**** Quoted text
These were meant to be operated from mounted positions as ship or battery guns. Apparently they arrived without their wooden platforms. Weighing 2500 kg, they quickly sank into the sand and impossible to aim. Two more 4-pounders were sent to the fight. In the Dutch’s retreat to Zandvlei they would’ve taken the 4-pounders. However the large 24-pounders, mortar and howitzer were left behind, and captured by the English. The Dutch most likely disabled them before deserting them.
Because the Dutch fort was built so close to the sea, it was within range of the ships guns. The warships anchored close to the rocks and in half an hour fired 800 cannon balls at the defenders. The column of British soldiers and troops then overran the position. Some of the Dutch and especially the Pandouren or native troops fought well, but Dutch morale was low and they abandoned the fight. The Pandouren were Coloured or Khoisan men who were either slaves of the Dutch or free men subject to the authority of the VOC. By 2:00pm the Dutch retreated around the corner to Zandvlei.
********
**** Stored data
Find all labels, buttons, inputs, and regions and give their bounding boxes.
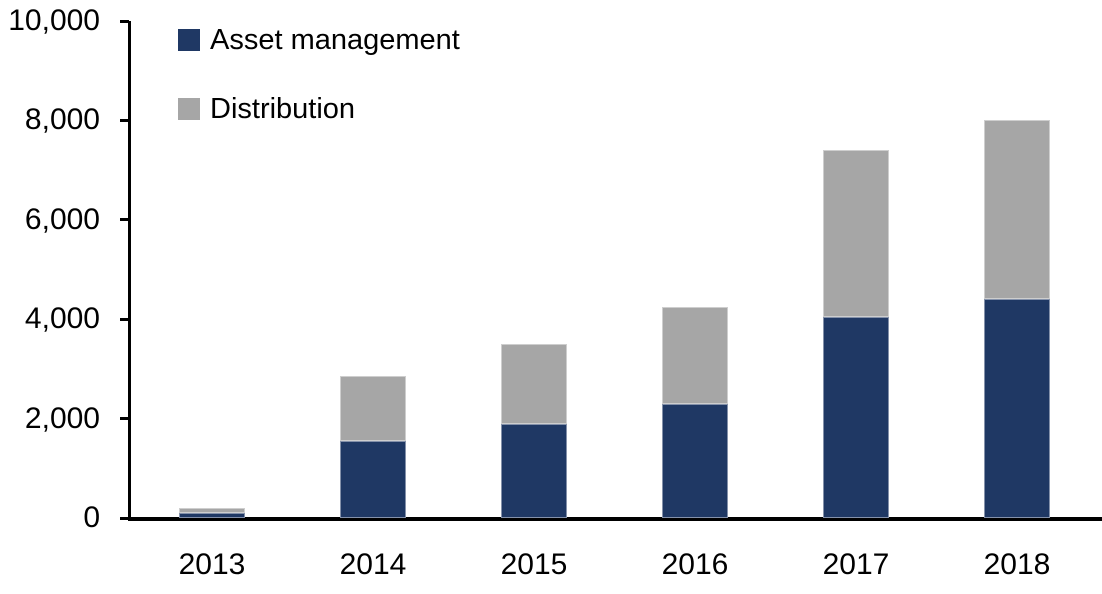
bar-segment-distribution-2018 — [984, 120, 1050, 300]
legend-label-asset-management: Asset management — [210, 24, 460, 56]
legend-label-distribution: Distribution — [210, 93, 356, 125]
legend-entry-distribution: Distribution — [178, 91, 460, 127]
y-axis-tick-label: 6,000 — [24, 202, 100, 236]
y-axis-line — [128, 21, 131, 521]
bar-segment-asset-management-2016 — [662, 403, 728, 518]
y-axis-tick-mark — [120, 417, 129, 421]
x-axis-line — [128, 517, 1102, 521]
bar-segment-asset-management-2018 — [984, 299, 1050, 518]
x-axis-tick-label: 2017 — [822, 548, 890, 581]
bar-segment-distribution-2013 — [179, 508, 245, 514]
y-axis-tick-label: 0 — [83, 501, 100, 534]
y-axis-tick-label: 2,000 — [24, 401, 100, 435]
bar-segment-distribution-2014 — [340, 376, 406, 441]
bar-segment-asset-management-2013 — [179, 513, 245, 518]
bar-segment-distribution-2016 — [662, 306, 728, 404]
y-axis-tick-mark — [120, 118, 129, 122]
x-axis-tick-label: 2018 — [983, 548, 1051, 581]
x-axis-tick-label: 2014 — [339, 548, 407, 581]
x-axis-tick-label: 2016 — [661, 548, 729, 581]
legend: Asset management Distribution — [178, 22, 460, 160]
y-axis-tick-mark — [120, 19, 129, 23]
legend-entry-asset-management: Asset management — [178, 22, 460, 58]
y-axis-tick-mark — [120, 218, 129, 222]
legend-swatch-distribution — [178, 98, 200, 120]
y-axis-tick-mark — [120, 317, 129, 321]
bar-segment-asset-management-2017 — [823, 316, 889, 518]
y-axis-tick-label: 4,000 — [24, 302, 100, 336]
y-axis-tick-mark — [120, 516, 129, 520]
bar-segment-asset-management-2014 — [340, 440, 406, 518]
y-axis-tick-label: 8,000 — [24, 103, 100, 137]
x-axis-tick-label: 2013 — [178, 548, 246, 581]
bar-segment-distribution-2015 — [501, 344, 567, 424]
y-axis-tick-label: 10,000 — [8, 4, 100, 37]
x-axis-tick-label: 2015 — [500, 548, 568, 581]
bar-segment-asset-management-2015 — [501, 423, 567, 518]
legend-swatch-asset-management — [178, 29, 200, 51]
bar-segment-distribution-2017 — [823, 150, 889, 317]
********
**What the task requires**
In the battle text, how many cannon balls did the warships fire at the defenders in half an hour?

**Result**
800 cannon balls.